(Collected data entries)
__________________________________________________

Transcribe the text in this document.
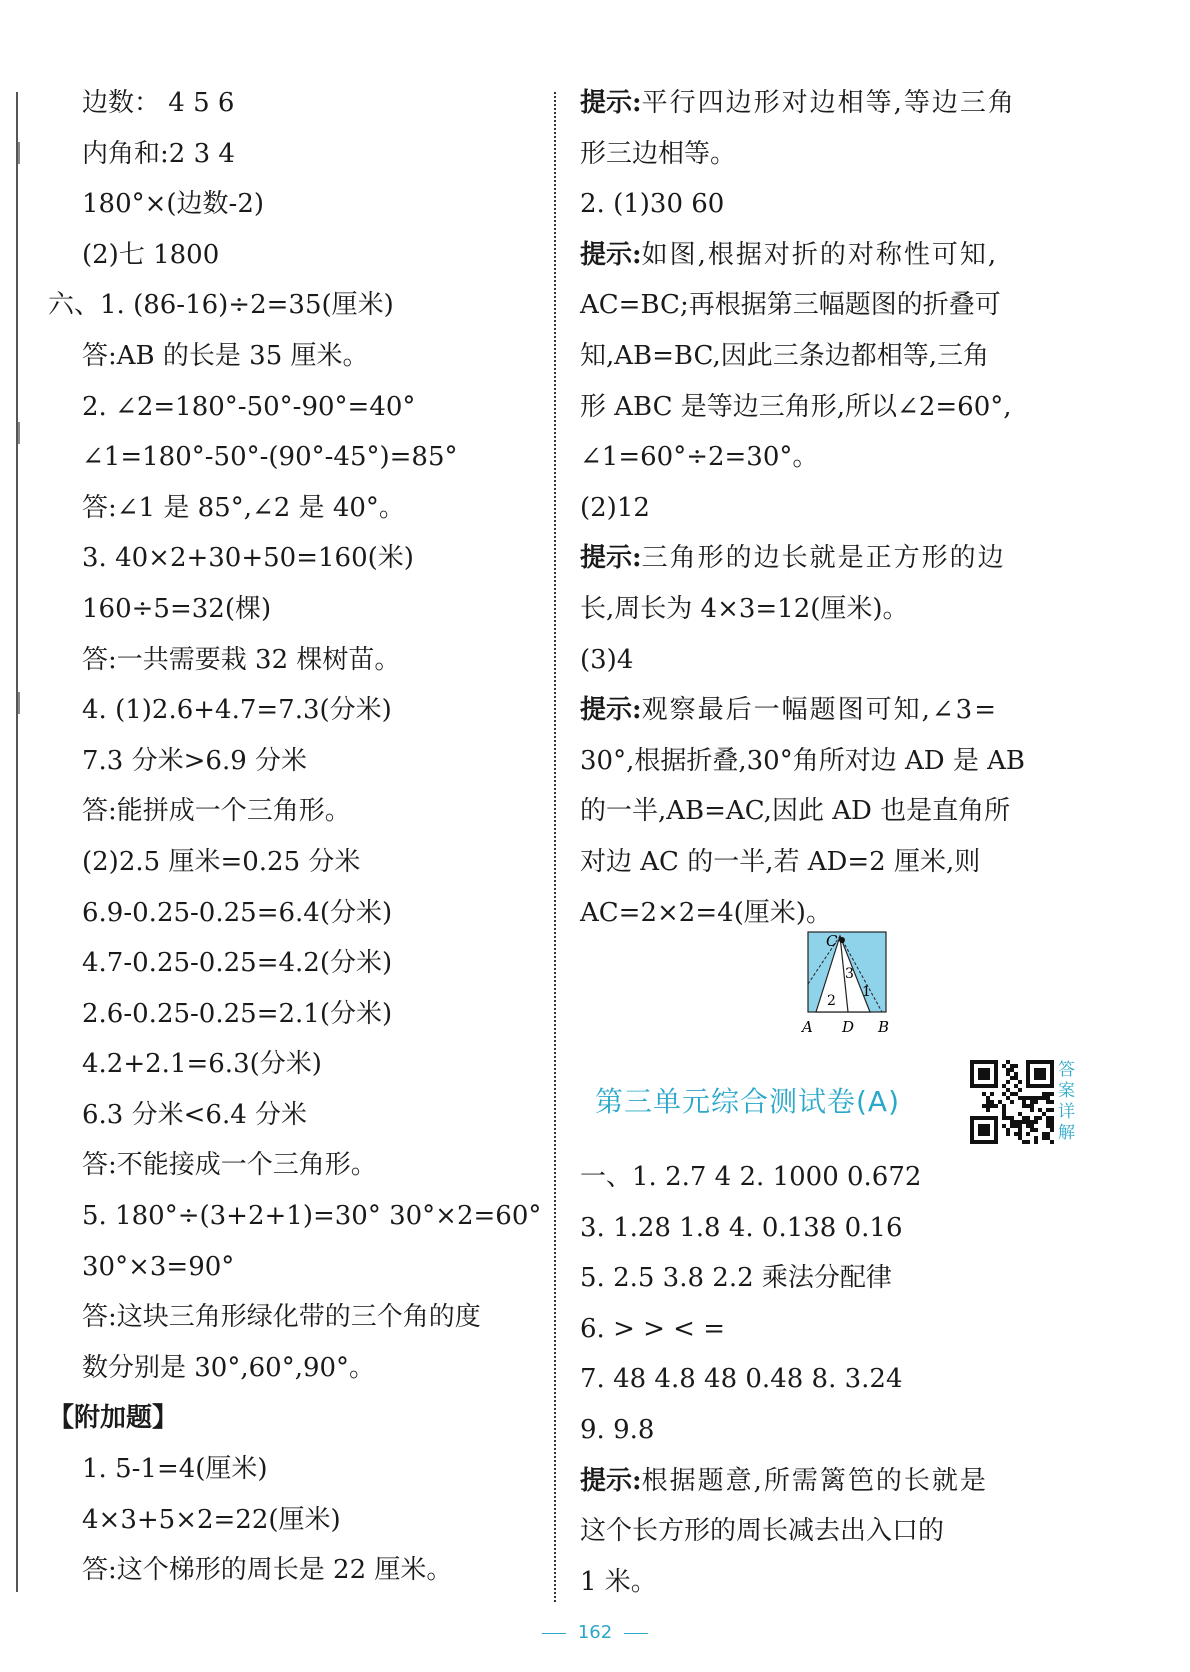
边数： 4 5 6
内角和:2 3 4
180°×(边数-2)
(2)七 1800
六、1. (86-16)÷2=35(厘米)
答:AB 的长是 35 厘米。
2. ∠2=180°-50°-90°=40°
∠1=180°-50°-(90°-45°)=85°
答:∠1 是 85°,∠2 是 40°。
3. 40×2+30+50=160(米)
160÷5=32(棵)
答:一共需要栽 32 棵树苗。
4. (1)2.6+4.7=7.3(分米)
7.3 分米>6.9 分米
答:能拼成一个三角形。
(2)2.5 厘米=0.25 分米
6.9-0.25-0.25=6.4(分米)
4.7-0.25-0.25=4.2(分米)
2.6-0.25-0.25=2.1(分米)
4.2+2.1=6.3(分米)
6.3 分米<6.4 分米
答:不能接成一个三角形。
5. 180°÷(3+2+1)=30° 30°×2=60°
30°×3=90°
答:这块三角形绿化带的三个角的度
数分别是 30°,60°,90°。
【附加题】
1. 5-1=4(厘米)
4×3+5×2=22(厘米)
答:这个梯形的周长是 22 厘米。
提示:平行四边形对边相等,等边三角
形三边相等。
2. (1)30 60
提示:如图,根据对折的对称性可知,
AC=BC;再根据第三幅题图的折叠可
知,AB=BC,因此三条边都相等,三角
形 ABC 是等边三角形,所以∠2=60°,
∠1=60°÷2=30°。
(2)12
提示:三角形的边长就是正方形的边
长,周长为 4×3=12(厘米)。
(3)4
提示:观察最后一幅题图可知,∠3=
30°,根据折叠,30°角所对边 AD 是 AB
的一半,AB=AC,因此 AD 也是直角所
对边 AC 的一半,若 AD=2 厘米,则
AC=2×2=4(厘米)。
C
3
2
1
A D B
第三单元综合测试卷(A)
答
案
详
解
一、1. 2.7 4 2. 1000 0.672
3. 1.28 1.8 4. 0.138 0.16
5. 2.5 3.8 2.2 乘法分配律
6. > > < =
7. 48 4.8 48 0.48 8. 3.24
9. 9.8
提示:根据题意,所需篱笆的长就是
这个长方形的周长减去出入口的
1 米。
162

__________________________________________________

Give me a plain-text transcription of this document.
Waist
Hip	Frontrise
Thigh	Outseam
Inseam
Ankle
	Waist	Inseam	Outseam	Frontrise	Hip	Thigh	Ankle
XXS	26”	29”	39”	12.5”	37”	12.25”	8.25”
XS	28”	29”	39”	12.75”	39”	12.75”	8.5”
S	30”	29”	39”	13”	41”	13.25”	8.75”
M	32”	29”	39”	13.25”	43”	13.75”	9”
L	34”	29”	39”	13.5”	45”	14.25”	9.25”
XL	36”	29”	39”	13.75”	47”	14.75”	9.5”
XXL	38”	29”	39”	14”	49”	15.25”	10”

__________________________________________________

■ **Request**
Out of the preceding entries, pull every line containing the string "Frontrise".

■ **Exercise answer**
Hip	Frontrise
	Waist	Inseam	Outseam	Frontrise	Hip	Thigh	Ankle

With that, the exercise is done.